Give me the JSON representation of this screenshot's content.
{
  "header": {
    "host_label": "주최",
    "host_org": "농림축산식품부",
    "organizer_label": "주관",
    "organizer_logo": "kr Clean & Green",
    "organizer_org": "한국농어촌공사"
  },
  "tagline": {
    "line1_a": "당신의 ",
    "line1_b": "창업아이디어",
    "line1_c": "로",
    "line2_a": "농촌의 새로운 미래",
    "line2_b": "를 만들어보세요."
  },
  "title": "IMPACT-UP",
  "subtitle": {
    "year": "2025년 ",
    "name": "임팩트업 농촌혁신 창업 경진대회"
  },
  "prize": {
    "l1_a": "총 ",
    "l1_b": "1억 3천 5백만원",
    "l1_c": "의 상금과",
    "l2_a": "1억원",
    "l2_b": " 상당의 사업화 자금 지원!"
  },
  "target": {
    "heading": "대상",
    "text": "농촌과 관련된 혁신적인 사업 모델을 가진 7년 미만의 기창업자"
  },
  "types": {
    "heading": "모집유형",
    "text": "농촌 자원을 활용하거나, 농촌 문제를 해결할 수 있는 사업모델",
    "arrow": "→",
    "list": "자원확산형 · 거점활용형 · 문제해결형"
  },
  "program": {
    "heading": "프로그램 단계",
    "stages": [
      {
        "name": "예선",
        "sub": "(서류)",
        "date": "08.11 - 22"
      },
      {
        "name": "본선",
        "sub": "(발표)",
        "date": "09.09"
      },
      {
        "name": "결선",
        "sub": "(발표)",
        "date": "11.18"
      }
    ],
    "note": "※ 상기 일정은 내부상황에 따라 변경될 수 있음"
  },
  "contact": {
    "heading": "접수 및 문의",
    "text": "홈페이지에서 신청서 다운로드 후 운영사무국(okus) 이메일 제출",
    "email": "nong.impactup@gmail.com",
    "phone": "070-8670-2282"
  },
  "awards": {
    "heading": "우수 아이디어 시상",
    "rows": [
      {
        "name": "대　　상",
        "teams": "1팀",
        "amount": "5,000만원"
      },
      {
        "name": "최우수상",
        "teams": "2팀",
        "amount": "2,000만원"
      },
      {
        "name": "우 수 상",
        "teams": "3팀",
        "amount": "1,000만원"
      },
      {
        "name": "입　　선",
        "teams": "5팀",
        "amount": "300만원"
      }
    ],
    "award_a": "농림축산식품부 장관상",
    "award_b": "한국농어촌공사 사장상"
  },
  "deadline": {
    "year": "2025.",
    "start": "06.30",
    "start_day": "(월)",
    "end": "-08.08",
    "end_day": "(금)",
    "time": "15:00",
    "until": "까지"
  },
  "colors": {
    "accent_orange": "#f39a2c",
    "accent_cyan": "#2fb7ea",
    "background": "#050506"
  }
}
...
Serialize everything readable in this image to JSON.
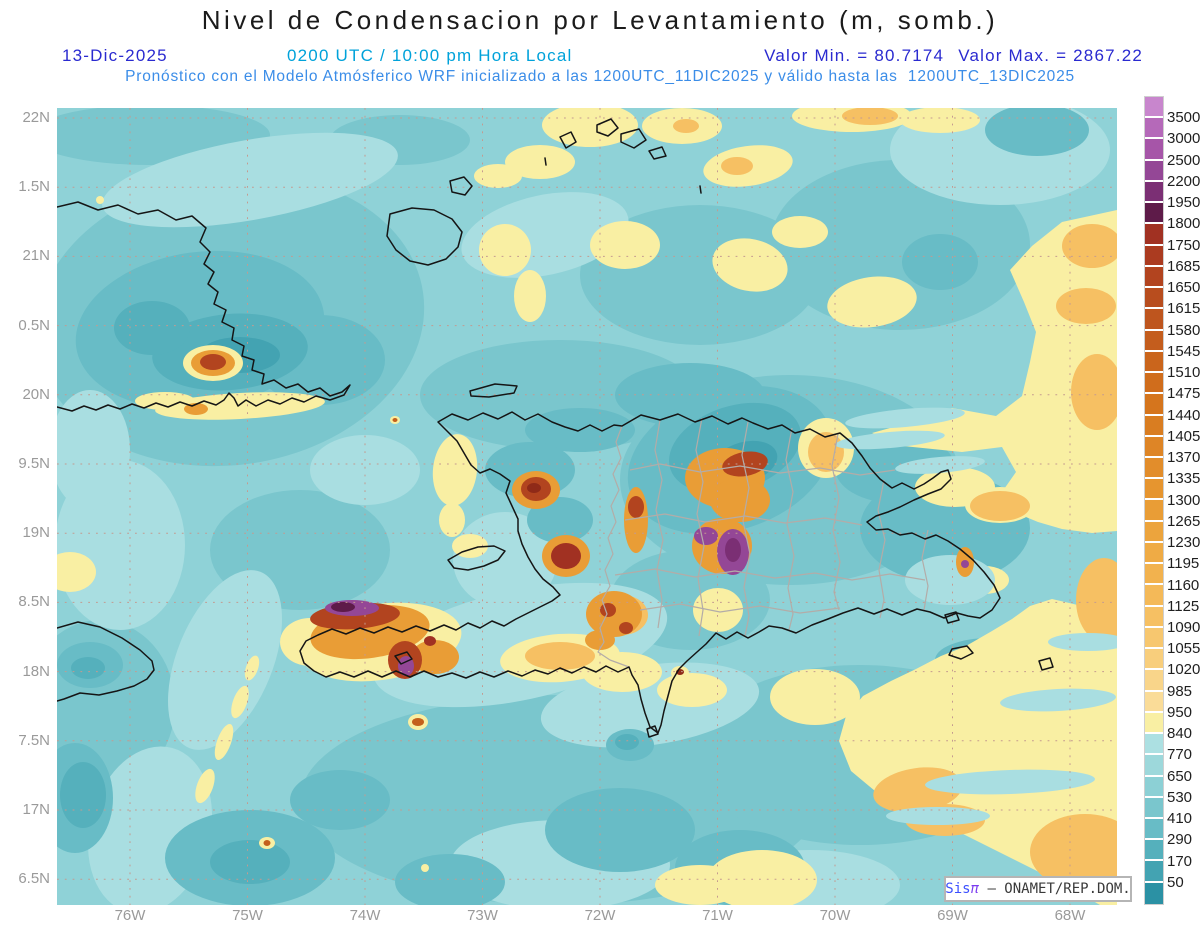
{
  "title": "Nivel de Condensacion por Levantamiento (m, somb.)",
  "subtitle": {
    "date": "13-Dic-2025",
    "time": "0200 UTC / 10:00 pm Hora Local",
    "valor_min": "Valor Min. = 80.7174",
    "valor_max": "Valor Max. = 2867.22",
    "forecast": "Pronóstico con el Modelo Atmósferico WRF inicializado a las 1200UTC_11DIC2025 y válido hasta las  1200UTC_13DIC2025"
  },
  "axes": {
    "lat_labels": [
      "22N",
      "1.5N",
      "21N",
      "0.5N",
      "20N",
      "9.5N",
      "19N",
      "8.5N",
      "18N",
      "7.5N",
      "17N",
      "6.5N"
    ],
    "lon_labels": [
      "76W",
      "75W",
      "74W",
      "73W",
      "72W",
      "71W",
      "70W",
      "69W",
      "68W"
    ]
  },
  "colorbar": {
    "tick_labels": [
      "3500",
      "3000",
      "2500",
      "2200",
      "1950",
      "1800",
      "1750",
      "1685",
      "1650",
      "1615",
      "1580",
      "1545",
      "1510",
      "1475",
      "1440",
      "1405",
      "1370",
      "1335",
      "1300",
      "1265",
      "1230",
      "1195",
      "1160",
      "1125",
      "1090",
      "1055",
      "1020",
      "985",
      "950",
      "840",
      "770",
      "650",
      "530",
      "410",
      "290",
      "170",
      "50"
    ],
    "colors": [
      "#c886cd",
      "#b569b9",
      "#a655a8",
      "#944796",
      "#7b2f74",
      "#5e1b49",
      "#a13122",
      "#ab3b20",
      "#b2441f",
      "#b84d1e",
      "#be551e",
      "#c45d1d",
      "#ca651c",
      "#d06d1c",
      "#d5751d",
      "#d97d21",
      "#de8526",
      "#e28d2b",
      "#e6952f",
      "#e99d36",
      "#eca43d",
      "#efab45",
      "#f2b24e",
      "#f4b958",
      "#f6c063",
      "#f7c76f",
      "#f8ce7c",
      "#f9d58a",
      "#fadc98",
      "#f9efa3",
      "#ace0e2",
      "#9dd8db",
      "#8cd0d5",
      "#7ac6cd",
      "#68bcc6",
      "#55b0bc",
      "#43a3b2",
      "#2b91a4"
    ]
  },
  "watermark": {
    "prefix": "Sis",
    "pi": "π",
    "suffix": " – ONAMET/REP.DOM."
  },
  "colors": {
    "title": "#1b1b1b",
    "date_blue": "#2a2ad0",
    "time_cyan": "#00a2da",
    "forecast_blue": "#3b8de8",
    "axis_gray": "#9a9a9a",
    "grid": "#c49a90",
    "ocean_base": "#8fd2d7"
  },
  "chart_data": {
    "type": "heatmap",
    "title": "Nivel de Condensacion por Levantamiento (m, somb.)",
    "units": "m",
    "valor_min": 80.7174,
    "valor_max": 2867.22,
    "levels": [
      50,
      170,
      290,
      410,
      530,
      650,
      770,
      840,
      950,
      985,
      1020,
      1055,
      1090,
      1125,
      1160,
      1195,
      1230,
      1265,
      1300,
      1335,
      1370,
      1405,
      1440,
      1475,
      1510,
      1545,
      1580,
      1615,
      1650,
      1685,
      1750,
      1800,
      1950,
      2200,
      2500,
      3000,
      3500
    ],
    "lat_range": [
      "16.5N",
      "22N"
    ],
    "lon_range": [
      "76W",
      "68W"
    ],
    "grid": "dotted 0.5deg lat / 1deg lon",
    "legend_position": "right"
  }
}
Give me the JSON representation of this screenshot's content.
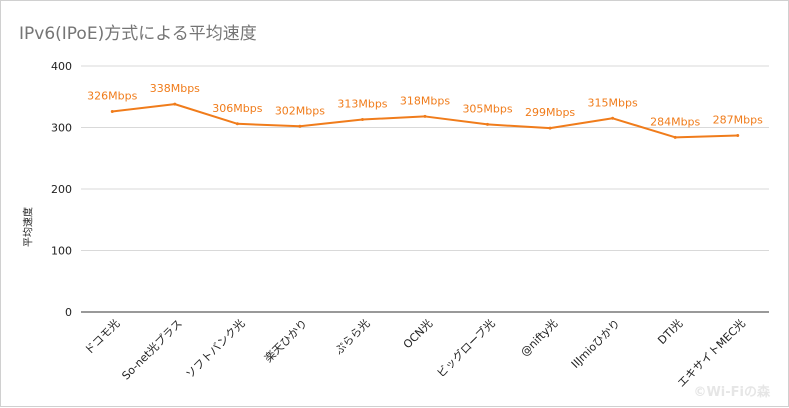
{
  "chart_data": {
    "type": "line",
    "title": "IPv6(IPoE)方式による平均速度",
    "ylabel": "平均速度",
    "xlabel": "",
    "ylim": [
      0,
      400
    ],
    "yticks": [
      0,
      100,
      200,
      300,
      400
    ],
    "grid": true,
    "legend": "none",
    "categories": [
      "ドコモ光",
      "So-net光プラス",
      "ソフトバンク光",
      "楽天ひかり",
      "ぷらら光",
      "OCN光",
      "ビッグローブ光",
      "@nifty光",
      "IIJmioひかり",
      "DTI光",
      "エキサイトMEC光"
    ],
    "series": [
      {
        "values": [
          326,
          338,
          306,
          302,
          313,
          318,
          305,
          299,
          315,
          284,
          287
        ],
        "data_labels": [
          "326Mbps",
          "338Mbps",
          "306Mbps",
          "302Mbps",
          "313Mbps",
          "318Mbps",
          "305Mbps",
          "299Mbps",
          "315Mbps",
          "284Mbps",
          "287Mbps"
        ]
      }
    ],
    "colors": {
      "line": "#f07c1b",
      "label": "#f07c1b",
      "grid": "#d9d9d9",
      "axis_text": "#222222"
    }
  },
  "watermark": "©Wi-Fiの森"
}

→ What to do
In the listing above, find the lines holding the word "heading" and copy them.

→ Result
    "heading": "대상",
    "heading": "모집유형",
    "heading": "프로그램 단계",
    "heading": "접수 및 문의",
    "heading": "우수 아이디어 시상",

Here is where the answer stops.